» **Do this**
Exactly reproduce each line of the listing that follows.

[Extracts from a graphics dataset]

⁂

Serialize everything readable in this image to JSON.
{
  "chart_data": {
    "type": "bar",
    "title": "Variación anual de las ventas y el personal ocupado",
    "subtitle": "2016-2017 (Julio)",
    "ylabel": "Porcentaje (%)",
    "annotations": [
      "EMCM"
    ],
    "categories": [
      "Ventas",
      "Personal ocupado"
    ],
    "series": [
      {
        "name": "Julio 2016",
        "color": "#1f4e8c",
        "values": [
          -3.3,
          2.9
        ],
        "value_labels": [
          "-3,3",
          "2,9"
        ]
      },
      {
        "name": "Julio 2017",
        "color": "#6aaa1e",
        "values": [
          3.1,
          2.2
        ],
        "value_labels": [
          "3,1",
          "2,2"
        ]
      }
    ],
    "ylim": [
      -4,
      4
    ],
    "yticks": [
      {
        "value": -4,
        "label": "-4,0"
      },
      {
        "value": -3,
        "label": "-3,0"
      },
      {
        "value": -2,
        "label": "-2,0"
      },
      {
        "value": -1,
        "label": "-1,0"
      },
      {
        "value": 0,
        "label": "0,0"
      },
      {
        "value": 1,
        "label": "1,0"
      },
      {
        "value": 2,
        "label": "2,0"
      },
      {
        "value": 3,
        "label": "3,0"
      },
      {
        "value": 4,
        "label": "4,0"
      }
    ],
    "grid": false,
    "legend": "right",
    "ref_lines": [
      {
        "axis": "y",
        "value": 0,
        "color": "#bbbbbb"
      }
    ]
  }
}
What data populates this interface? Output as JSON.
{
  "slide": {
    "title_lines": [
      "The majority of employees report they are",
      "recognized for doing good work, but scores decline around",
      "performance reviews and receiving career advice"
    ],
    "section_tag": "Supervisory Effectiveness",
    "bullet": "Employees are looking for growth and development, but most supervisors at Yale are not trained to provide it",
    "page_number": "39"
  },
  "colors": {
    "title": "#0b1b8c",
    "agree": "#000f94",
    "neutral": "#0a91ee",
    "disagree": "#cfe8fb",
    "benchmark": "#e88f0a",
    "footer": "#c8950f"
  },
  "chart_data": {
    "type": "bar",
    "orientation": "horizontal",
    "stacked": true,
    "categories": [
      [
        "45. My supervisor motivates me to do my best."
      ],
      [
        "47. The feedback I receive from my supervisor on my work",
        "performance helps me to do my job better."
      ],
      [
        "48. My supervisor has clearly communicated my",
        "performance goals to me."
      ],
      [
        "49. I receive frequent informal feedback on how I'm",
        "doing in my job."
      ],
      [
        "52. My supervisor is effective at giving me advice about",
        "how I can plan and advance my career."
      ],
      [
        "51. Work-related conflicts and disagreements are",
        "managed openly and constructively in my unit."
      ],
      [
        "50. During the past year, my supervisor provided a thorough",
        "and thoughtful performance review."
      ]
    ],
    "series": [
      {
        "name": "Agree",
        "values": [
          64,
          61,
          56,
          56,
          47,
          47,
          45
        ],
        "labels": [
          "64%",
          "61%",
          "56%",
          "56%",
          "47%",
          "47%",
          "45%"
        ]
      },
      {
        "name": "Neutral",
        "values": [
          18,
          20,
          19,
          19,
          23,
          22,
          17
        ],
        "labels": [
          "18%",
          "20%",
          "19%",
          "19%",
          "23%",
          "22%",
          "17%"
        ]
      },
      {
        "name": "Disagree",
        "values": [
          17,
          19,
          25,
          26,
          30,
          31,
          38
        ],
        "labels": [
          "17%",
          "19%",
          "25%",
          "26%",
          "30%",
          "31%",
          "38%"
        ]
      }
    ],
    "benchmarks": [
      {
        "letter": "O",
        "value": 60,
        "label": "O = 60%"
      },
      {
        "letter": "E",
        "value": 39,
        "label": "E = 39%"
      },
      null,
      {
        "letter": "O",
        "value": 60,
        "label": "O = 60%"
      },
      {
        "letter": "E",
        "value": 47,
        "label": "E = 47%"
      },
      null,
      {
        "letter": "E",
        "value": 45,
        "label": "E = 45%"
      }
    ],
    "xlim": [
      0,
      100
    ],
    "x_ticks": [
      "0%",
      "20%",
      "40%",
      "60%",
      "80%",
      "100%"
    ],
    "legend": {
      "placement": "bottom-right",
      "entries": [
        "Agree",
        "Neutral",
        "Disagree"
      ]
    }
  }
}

⁂

» **Exercise response**
Serialize everything readable in this image to JSON.
{
  "chart_data": {
    "type": "bar",
    "title": "Variación anual de las ventas y el personal ocupado",
    "subtitle": "2016-2017 (Julio)",
    "ylabel": "Porcentaje (%)",
    "annotations": [
      "EMCM"
    ],
    "categories": [
      "Ventas",
      "Personal ocupado"
    ],
    "series": [
      {
        "name": "Julio 2016",
        "color": "#1f4e8c",
        "values": [
          -3.3,
          2.9
        ],
        "value_labels": [
          "-3,3",
          "2,9"
        ]
      },
      {
        "name": "Julio 2017",
        "color": "#6aaa1e",
        "values": [
          3.1,
          2.2
        ],
        "value_labels": [
          "3,1",
          "2,2"
        ]
      }
    ],
    "ylim": [
      -4,
      4
    ],
    "yticks": [
      {
        "value": -4,
        "label": "-4,0"
      },
      {
        "value": -3,
        "label": "-3,0"
      },
      {
        "value": -2,
        "label": "-2,0"
      },
      {
        "value": -1,
        "label": "-1,0"
      },
      {
        "value": 0,
        "label": "0,0"
      },
      {
        "value": 1,
        "label": "1,0"
      },
      {
        "value": 2,
        "label": "2,0"
      },
      {
        "value": 3,
        "label": "3,0"
      },
      {
        "value": 4,
        "label": "4,0"
      }
    ],
    "grid": false,
    "legend": "right",
    "ref_lines": [
      {
        "axis": "y",
        "value": 0,
        "color": "#bbbbbb"
      }
    ]
  }
}
What data populates this interface? Output as JSON.
{
  "slide": {
    "title_lines": [
      "The majority of employees report they are",
      "recognized for doing good work, but scores decline around",
      "performance reviews and receiving career advice"
    ],
    "section_tag": "Supervisory Effectiveness",
    "bullet": "Employees are looking for growth and development, but most supervisors at Yale are not trained to provide it",
    "page_number": "39"
  },
  "colors": {
    "title": "#0b1b8c",
    "agree": "#000f94",
    "neutral": "#0a91ee",
    "disagree": "#cfe8fb",
    "benchmark": "#e88f0a",
    "footer": "#c8950f"
  },
  "chart_data": {
    "type": "bar",
    "orientation": "horizontal",
    "stacked": true,
    "categories": [
      [
        "45. My supervisor motivates me to do my best."
      ],
      [
        "47. The feedback I receive from my supervisor on my work",
        "performance helps me to do my job better."
      ],
      [
        "48. My supervisor has clearly communicated my",
        "performance goals to me."
      ],
      [
        "49. I receive frequent informal feedback on how I'm",
        "doing in my job."
      ],
      [
        "52. My supervisor is effective at giving me advice about",
        "how I can plan and advance my career."
      ],
      [
        "51. Work-related conflicts and disagreements are",
        "managed openly and constructively in my unit."
      ],
      [
        "50. During the past year, my supervisor provided a thorough",
        "and thoughtful performance review."
      ]
    ],
    "series": [
      {
        "name": "Agree",
        "values": [
          64,
          61,
          56,
          56,
          47,
          47,
          45
        ],
        "labels": [
          "64%",
          "61%",
          "56%",
          "56%",
          "47%",
          "47%",
          "45%"
        ]
      },
      {
        "name": "Neutral",
        "values": [
          18,
          20,
          19,
          19,
          23,
          22,
          17
        ],
        "labels": [
          "18%",
          "20%",
          "19%",
          "19%",
          "23%",
          "22%",
          "17%"
        ]
      },
      {
        "name": "Disagree",
        "values": [
          17,
          19,
          25,
          26,
          30,
          31,
          38
        ],
        "labels": [
          "17%",
          "19%",
          "25%",
          "26%",
          "30%",
          "31%",
          "38%"
        ]
      }
    ],
    "benchmarks": [
      {
        "letter": "O",
        "value": 60,
        "label": "O = 60%"
      },
      {
        "letter": "E",
        "value": 39,
        "label": "E = 39%"
      },
      null,
      {
        "letter": "O",
        "value": 60,
        "label": "O = 60%"
      },
      {
        "letter": "E",
        "value": 47,
        "label": "E = 47%"
      },
      null,
      {
        "letter": "E",
        "value": 45,
        "label": "E = 45%"
      }
    ],
    "xlim": [
      0,
      100
    ],
    "x_ticks": [
      "0%",
      "20%",
      "40%",
      "60%",
      "80%",
      "100%"
    ],
    "legend": {
      "placement": "bottom-right",
      "entries": [
        "Agree",
        "Neutral",
        "Disagree"
      ]
    }
  }
}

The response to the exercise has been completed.